━━ Excerpted records

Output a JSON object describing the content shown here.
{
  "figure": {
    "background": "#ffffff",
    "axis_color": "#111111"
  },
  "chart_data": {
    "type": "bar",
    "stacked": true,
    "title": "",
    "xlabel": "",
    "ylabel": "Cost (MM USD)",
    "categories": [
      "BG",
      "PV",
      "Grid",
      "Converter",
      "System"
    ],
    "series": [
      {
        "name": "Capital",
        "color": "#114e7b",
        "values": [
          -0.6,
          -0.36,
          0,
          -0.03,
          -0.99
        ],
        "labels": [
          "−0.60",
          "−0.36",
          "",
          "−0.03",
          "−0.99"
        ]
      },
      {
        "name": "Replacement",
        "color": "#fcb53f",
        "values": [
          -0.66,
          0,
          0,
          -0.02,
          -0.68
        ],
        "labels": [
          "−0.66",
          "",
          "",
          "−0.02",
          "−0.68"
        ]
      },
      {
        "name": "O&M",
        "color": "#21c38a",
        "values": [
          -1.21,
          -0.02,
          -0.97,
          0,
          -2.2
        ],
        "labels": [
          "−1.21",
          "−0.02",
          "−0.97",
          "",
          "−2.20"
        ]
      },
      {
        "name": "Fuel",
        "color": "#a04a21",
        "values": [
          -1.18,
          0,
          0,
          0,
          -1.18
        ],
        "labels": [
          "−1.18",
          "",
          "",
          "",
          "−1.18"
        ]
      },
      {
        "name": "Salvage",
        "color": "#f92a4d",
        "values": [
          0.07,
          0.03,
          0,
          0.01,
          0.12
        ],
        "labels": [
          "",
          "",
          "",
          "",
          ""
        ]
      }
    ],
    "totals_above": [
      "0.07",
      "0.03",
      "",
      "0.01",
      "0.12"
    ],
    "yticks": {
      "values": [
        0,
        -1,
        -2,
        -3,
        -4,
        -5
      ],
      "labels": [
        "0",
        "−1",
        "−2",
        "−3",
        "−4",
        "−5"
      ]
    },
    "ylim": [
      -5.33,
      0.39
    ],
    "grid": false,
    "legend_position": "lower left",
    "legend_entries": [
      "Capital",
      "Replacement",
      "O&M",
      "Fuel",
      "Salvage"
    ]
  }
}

━━━━

▸ **Given task**: Copy each line that contains the word "name".

▸ **Complete answer**:
        "name": "Capital",
        "name": "Replacement",
        "name": "O&M",
        "name": "Fuel",
        "name": "Salvage",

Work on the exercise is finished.